SET EXERCISE:
Nothing but the lines from the one containing "Extract all readable text from this page." through the last line should be written out, please, exactly as they stand.

Dataset items
+++
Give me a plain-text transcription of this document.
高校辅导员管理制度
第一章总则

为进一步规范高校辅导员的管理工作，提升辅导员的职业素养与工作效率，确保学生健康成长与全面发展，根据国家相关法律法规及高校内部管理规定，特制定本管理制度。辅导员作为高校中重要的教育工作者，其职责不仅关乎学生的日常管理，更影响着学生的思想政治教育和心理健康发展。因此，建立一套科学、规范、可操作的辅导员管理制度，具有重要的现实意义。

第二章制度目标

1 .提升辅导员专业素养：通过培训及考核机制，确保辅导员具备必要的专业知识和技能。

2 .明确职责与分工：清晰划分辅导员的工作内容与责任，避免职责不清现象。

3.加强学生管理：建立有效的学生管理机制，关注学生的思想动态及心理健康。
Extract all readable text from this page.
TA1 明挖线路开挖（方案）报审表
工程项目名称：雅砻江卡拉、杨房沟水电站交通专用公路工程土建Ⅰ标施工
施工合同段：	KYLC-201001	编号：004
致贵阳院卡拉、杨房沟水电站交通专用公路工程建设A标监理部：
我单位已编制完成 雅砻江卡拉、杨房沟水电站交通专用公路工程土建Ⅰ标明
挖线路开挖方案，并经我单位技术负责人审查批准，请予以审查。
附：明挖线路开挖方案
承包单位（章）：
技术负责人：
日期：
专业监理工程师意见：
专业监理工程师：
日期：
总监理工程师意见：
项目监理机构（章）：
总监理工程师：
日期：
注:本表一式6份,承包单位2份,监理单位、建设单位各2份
+++
SOLUTION TO THIS PROBLEM:
Extract all readable text from this page.
TA1 明挖线路开挖（方案）报审表
工程项目名称：雅砻江卡拉、杨房沟水电站交通专用公路工程土建Ⅰ标施工
施工合同段：	KYLC-201001	编号：004
致贵阳院卡拉、杨房沟水电站交通专用公路工程建设A标监理部：
我单位已编制完成 雅砻江卡拉、杨房沟水电站交通专用公路工程土建Ⅰ标明
挖线路开挖方案，并经我单位技术负责人审查批准，请予以审查。
附：明挖线路开挖方案
承包单位（章）：
技术负责人：
日期：
专业监理工程师意见：
专业监理工程师：
日期：
总监理工程师意见：
项目监理机构（章）：
总监理工程师：
日期：
注:本表一式6份,承包单位2份,监理单位、建设单位各2份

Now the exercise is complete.